**TASK BRIEF**
In the entries below, identify every line with the string "XXXX" and copy it.

···

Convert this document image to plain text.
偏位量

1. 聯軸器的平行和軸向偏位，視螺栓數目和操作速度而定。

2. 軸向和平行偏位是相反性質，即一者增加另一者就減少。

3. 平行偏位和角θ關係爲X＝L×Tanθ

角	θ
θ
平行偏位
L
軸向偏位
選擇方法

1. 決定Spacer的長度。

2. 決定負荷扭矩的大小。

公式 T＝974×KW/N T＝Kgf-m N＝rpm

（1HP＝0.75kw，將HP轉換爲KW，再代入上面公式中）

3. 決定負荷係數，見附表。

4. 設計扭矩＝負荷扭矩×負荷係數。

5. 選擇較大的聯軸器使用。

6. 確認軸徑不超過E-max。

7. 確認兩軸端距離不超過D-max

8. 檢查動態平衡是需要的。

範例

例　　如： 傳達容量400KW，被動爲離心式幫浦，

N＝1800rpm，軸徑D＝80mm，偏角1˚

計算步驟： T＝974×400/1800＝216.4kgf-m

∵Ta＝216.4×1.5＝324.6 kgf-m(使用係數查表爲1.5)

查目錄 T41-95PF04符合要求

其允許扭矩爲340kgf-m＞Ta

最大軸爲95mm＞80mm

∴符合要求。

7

···

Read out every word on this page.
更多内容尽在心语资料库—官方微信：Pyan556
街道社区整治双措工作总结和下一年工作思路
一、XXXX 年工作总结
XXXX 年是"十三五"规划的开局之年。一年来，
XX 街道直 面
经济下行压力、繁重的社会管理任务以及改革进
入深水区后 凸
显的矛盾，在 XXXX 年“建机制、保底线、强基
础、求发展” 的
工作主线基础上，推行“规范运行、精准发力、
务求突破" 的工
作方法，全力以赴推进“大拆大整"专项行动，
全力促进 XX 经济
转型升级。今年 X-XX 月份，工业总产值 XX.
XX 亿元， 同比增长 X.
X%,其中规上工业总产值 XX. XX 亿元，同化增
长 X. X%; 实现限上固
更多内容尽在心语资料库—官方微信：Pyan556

···

**FULL OUTPUT**
一、XXXX 年工作总结
XXXX 年是"十三五"规划的开局之年。一年来，
显的矛盾，在 XXXX 年“建机制、保底线、强基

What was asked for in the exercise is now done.